Aim. Show all lines holding "dSTORM".

(Figure content listings)
## START

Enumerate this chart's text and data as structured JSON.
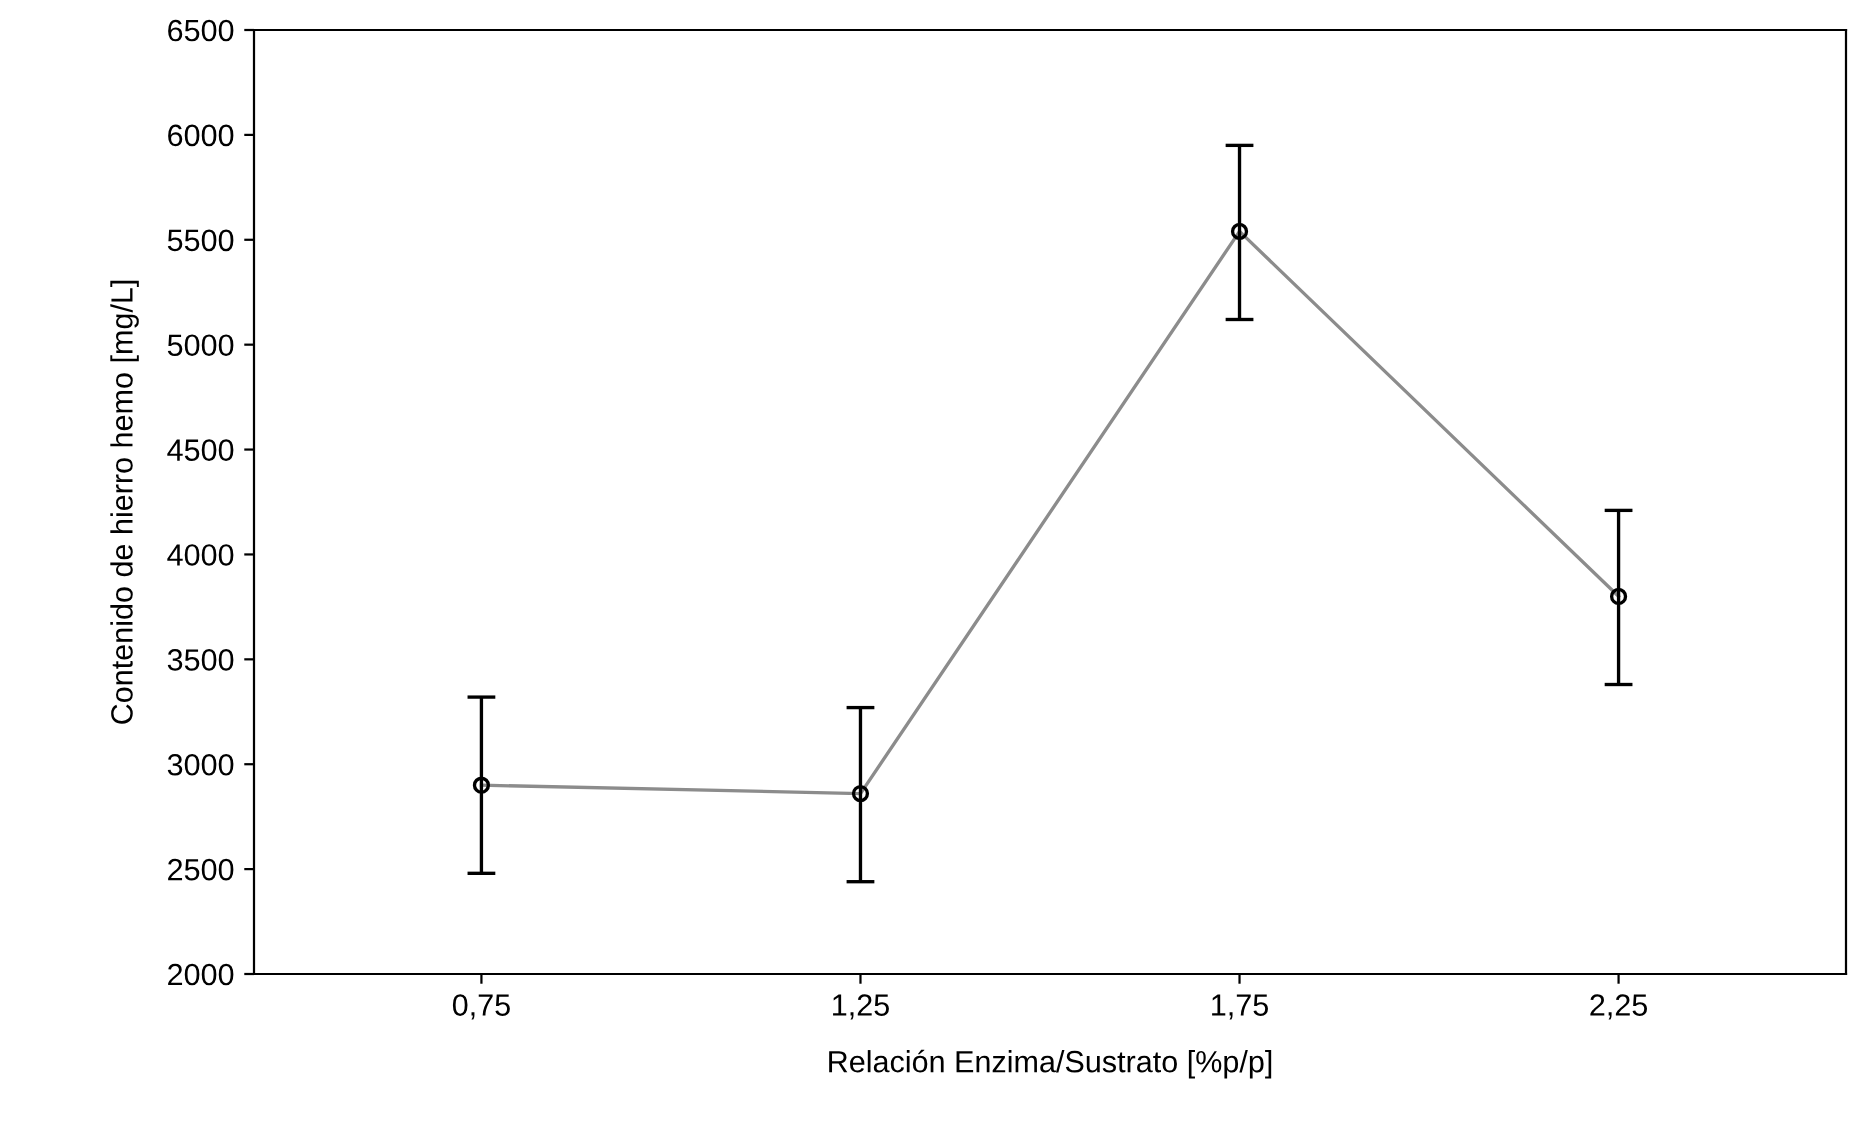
{
  "chart_data": {
    "type": "line",
    "xlabel": "Relación Enzima/Sustrato [%p/p]",
    "ylabel": "Contenido de hierro hemo [mg/L]",
    "categories": [
      "0,75",
      "1,25",
      "1,75",
      "2,25"
    ],
    "series": [
      {
        "color": "#8c8c8c",
        "values": [
          2900,
          2860,
          5540,
          3800
        ],
        "errors": [
          [
            2480,
            3320
          ],
          [
            2440,
            3270
          ],
          [
            5120,
            5950
          ],
          [
            3380,
            4210
          ]
        ]
      }
    ],
    "ylim": [
      2000,
      6500
    ],
    "yticks": [
      2000,
      2500,
      3000,
      3500,
      4000,
      4500,
      5000,
      5500,
      6000,
      6500
    ],
    "grid": false,
    "marker": "circle",
    "line_style": "solid"
  }
}
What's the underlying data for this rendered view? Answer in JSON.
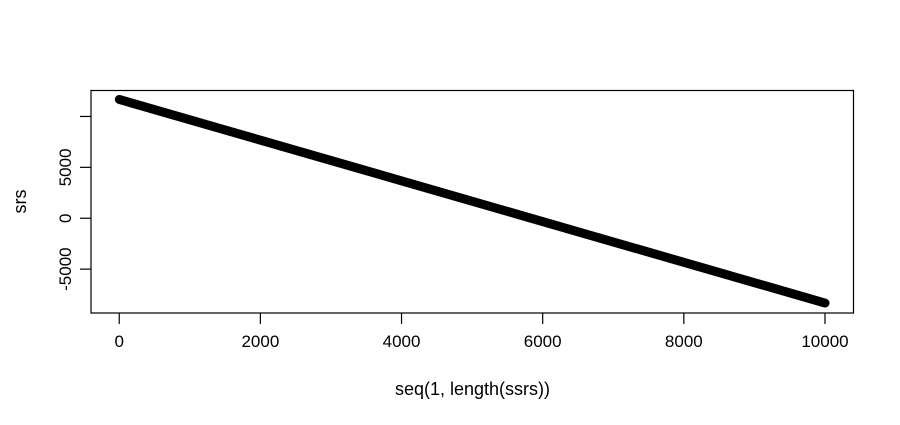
{
  "chart_data": {
    "type": "scatter",
    "title": "",
    "xlabel": "seq(1, length(ssrs))",
    "ylabel": "srs",
    "series": [
      {
        "name": "srs",
        "n_points": 10000,
        "appearance": "dense overlapping black points forming one thick straight descending line",
        "x": [
          1,
          10000
        ],
        "y": [
          11670,
          -8330
        ]
      }
    ],
    "xlim": [
      -400,
      10404
    ],
    "ylim": [
      -9310,
      12550
    ],
    "x_ticks": [
      0,
      2000,
      4000,
      6000,
      8000,
      10000
    ],
    "x_tick_labels": [
      "0",
      "2000",
      "4000",
      "6000",
      "8000",
      "10000"
    ],
    "y_ticks": [
      -5000,
      0,
      5000,
      10000
    ],
    "y_tick_labels": [
      "-5000",
      "0",
      "5000",
      ""
    ],
    "grid": false,
    "legend_position": "none",
    "point_color": "#000000",
    "axis_color": "#000000",
    "background_color": "#ffffff"
  }
}
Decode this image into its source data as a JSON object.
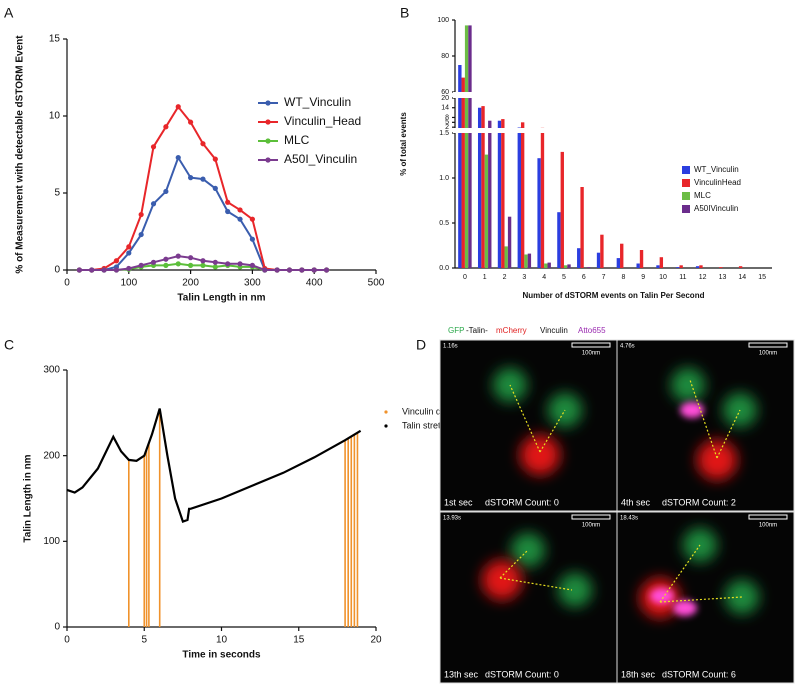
{
  "panel_labels": [
    "A",
    "B",
    "C",
    "D"
  ],
  "chart_data": [
    {
      "type": "line",
      "xlabel": "Talin Length in nm",
      "ylabel": "% of Measurement with detectable dSTORM Event",
      "x": [
        20,
        40,
        60,
        80,
        100,
        120,
        140,
        160,
        180,
        200,
        220,
        240,
        260,
        280,
        300,
        320,
        340,
        360,
        380,
        400,
        420
      ],
      "series": [
        {
          "name": "WT_Vinculin",
          "color": "#3a5dae",
          "values": [
            0,
            0,
            0,
            0.2,
            1.1,
            2.3,
            4.3,
            5.1,
            7.3,
            6.0,
            5.9,
            5.3,
            3.8,
            3.3,
            2.0,
            0,
            0,
            0,
            0,
            0,
            0
          ]
        },
        {
          "name": "Vinculin_Head",
          "color": "#e8262a",
          "values": [
            0,
            0,
            0.1,
            0.6,
            1.5,
            3.6,
            8.0,
            9.3,
            10.6,
            9.6,
            8.2,
            7.2,
            4.4,
            3.9,
            3.3,
            0.1,
            0,
            0,
            0,
            0,
            0
          ]
        },
        {
          "name": "MLC",
          "color": "#5cbf3a",
          "values": [
            0,
            0,
            0,
            0,
            0.05,
            0.2,
            0.3,
            0.3,
            0.4,
            0.3,
            0.3,
            0.2,
            0.3,
            0.2,
            0.2,
            0,
            0,
            0,
            0,
            0,
            0
          ]
        },
        {
          "name": "A50I_Vinculin",
          "color": "#7b3b8f",
          "values": [
            0,
            0,
            0,
            0,
            0.1,
            0.3,
            0.5,
            0.7,
            0.9,
            0.8,
            0.6,
            0.5,
            0.4,
            0.4,
            0.3,
            0,
            0,
            0,
            0,
            0,
            0
          ]
        }
      ],
      "xlim": [
        0,
        500
      ],
      "xticks": [
        0,
        100,
        200,
        300,
        400,
        500
      ],
      "ylim": [
        0,
        15
      ],
      "yticks": [
        0,
        5,
        10,
        15
      ],
      "markers": true,
      "legend": "right",
      "grid": false
    },
    {
      "type": "bar",
      "xlabel": "Number of dSTORM events on Talin Per Second",
      "ylabel": "% of total events",
      "categories": [
        "0",
        "1",
        "2",
        "3",
        "4",
        "5",
        "6",
        "7",
        "8",
        "9",
        "10",
        "11",
        "12",
        "13",
        "14",
        "15"
      ],
      "series": [
        {
          "name": "WT_Vinculin",
          "color": "#2b3ee0",
          "values": [
            75,
            14,
            6,
            1.8,
            1.22,
            0.62,
            0.22,
            0.17,
            0.11,
            0.05,
            0.03,
            0.01,
            0.02,
            0,
            0,
            0
          ]
        },
        {
          "name": "VinculinHead",
          "color": "#e8262a",
          "values": [
            68,
            15,
            7,
            5,
            1.6,
            1.29,
            0.9,
            0.37,
            0.27,
            0.2,
            0.12,
            0.03,
            0.03,
            0.01,
            0.02,
            0
          ]
        },
        {
          "name": "MLC",
          "color": "#6cbd45",
          "values": [
            97,
            1.26,
            0.24,
            0.15,
            0.05,
            0.03,
            0,
            0,
            0,
            0,
            0,
            0,
            0,
            0,
            0,
            0
          ]
        },
        {
          "name": "A50IVinculin",
          "color": "#6b2c8c",
          "values": [
            97,
            6,
            0.57,
            0.16,
            0.06,
            0.04,
            0.01,
            0,
            0,
            0,
            0,
            0,
            0,
            0,
            0,
            0
          ]
        }
      ],
      "y_segments": [
        {
          "ylim": [
            0,
            1.5
          ],
          "yticks": [
            {
              "value": 0,
              "label": "0.0"
            },
            0.5,
            {
              "value": 1,
              "label": "1.0"
            },
            1.5
          ]
        },
        {
          "ylim": [
            1.5,
            20
          ],
          "yticks": [
            2,
            5,
            8,
            14,
            20
          ]
        },
        {
          "ylim": [
            60,
            100
          ],
          "yticks": [
            60,
            80,
            100
          ]
        }
      ],
      "legend": "right",
      "grid": false
    },
    {
      "type": "line",
      "xlabel": "Time in seconds",
      "ylabel": "Talin Length in nm",
      "series": [
        {
          "name": "Vinculin dSTORM Event",
          "color": "#f0922b",
          "style": "stems",
          "x": [
            4.0,
            5.0,
            5.15,
            5.3,
            6.0,
            18.0,
            18.2,
            18.4,
            18.6,
            18.8
          ],
          "values": [
            195,
            200,
            208,
            215,
            252,
            218,
            221,
            223,
            225,
            227
          ]
        },
        {
          "name": "Talin stretch",
          "color": "#000000",
          "style": "line",
          "x": [
            0,
            0.5,
            1,
            2,
            3,
            3.5,
            4,
            4.5,
            5,
            5.5,
            6,
            6.5,
            7,
            7.5,
            7.8,
            7.9,
            8,
            10,
            12,
            14,
            16,
            18,
            19
          ],
          "values": [
            160,
            157,
            163,
            185,
            222,
            205,
            195,
            194,
            200,
            225,
            255,
            200,
            150,
            123,
            125,
            138,
            138,
            150,
            165,
            180,
            198,
            218,
            229
          ]
        }
      ],
      "xlim": [
        0,
        20
      ],
      "xticks": [
        0,
        5,
        10,
        15,
        20
      ],
      "ylim": [
        0,
        300
      ],
      "yticks": [
        0,
        100,
        200,
        300
      ],
      "legend": "upper right",
      "grid": false
    }
  ],
  "image_panel": {
    "header": [
      "GFP",
      "-Talin-",
      "mCherry",
      "Vinculin",
      "Atto655"
    ],
    "tiles": [
      {
        "time": "1.16s",
        "scale": "100nm",
        "second": "1st sec",
        "count": "dSTORM Count: 0"
      },
      {
        "time": "4.76s",
        "scale": "100nm",
        "second": "4th sec",
        "count": "dSTORM Count: 2"
      },
      {
        "time": "13.93s",
        "scale": "100nm",
        "second": "13th sec",
        "count": "dSTORM Count: 0"
      },
      {
        "time": "18.43s",
        "scale": "100nm",
        "second": "18th sec",
        "count": "dSTORM Count: 6"
      }
    ]
  }
}
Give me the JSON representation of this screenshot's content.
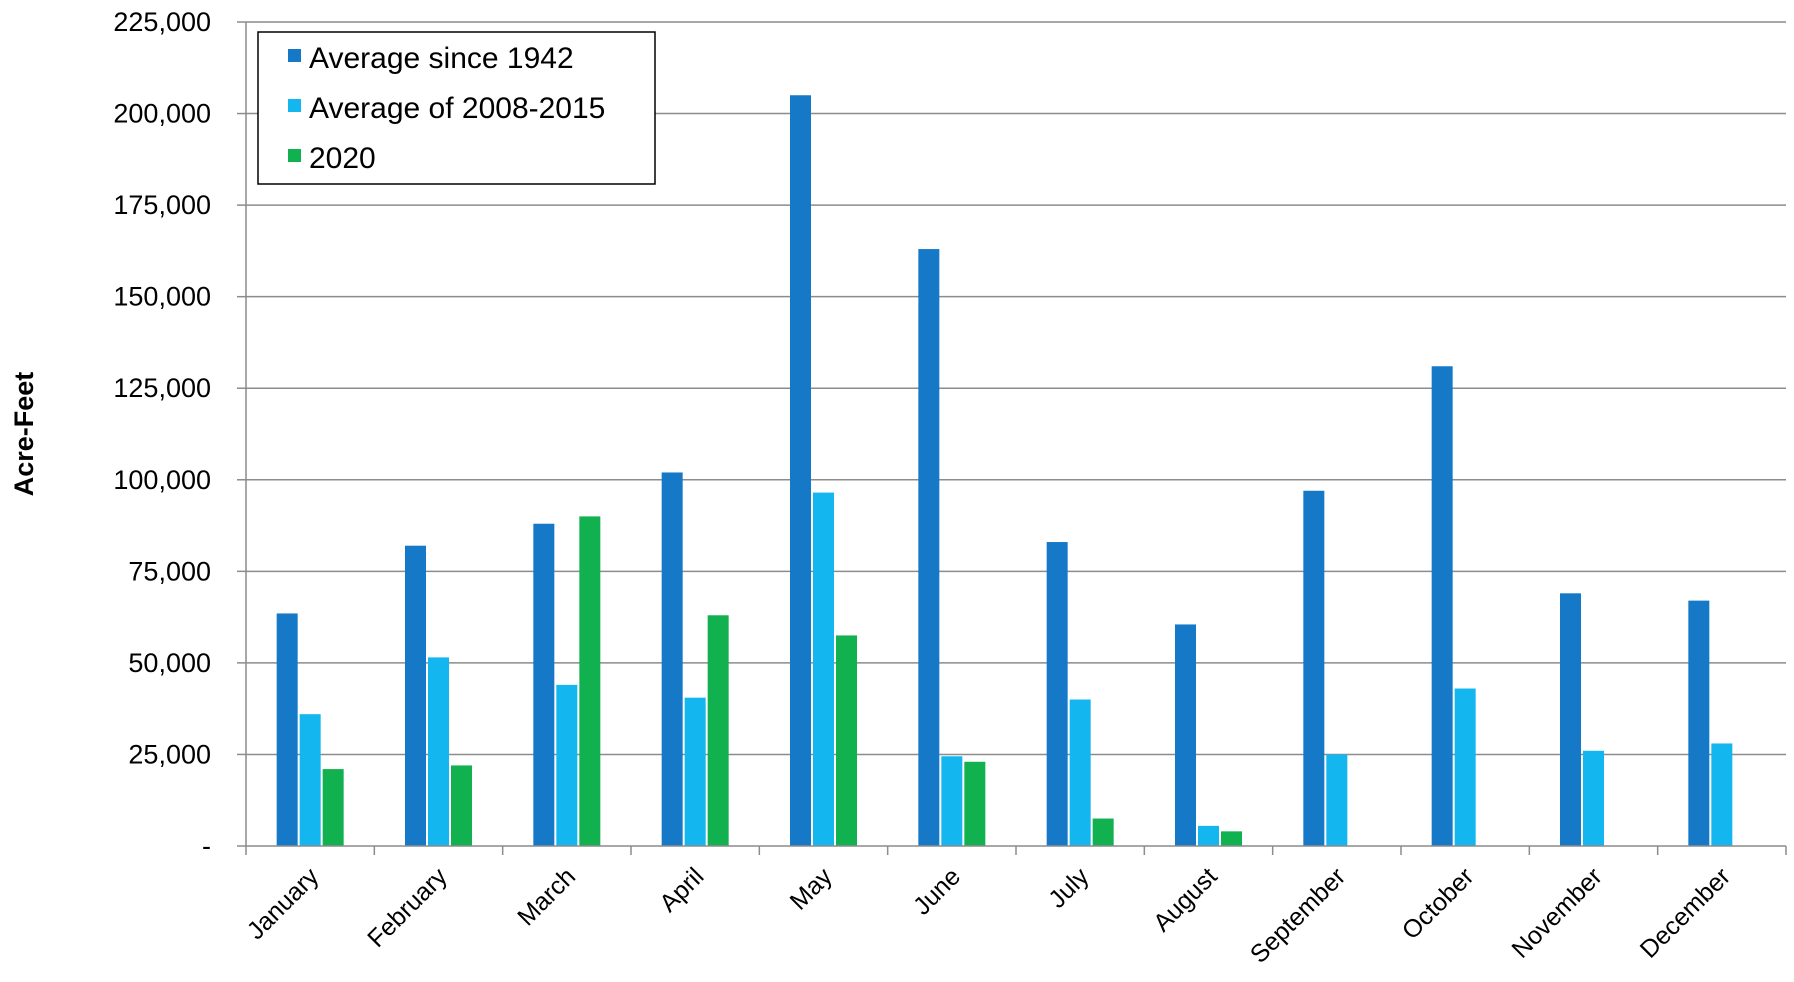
{
  "chart_data": {
    "type": "bar",
    "ylabel": "Acre-Feet",
    "xlabel": "",
    "ylim": [
      0,
      225000
    ],
    "ytick_values": [
      0,
      25000,
      50000,
      75000,
      100000,
      125000,
      150000,
      175000,
      200000,
      225000
    ],
    "ytick_labels": [
      "-",
      "25,000",
      "50,000",
      "75,000",
      "100,000",
      "125,000",
      "150,000",
      "175,000",
      "200,000",
      "225,000"
    ],
    "grid": "horizontal",
    "legend_position": "top-left",
    "categories": [
      "January",
      "February",
      "March",
      "April",
      "May",
      "June",
      "July",
      "August",
      "September",
      "October",
      "November",
      "December"
    ],
    "series": [
      {
        "name": "Average since 1942",
        "color": "#1679c8",
        "values": [
          63500,
          82000,
          88000,
          102000,
          205000,
          163000,
          83000,
          60500,
          97000,
          131000,
          69000,
          67000
        ]
      },
      {
        "name": "Average of 2008-2015",
        "color": "#14b6f0",
        "values": [
          36000,
          51500,
          44000,
          40500,
          96500,
          24500,
          40000,
          5500,
          25000,
          43000,
          26000,
          28000
        ]
      },
      {
        "name": "2020",
        "color": "#12b150",
        "values": [
          21000,
          22000,
          90000,
          63000,
          57500,
          23000,
          7500,
          4000,
          null,
          null,
          null,
          null
        ]
      }
    ]
  }
}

## END

Expected output.
      "ylabel": "% of Measurement with detectable dSTORM Event",
      "xlabel": "Number of dSTORM events on Talin Per Second",
          "name": "Vinculin dSTORM Event",
        "count": "dSTORM Count: 0"
        "count": "dSTORM Count: 2"
        "count": "dSTORM Count: 0"
        "count": "dSTORM Count: 6"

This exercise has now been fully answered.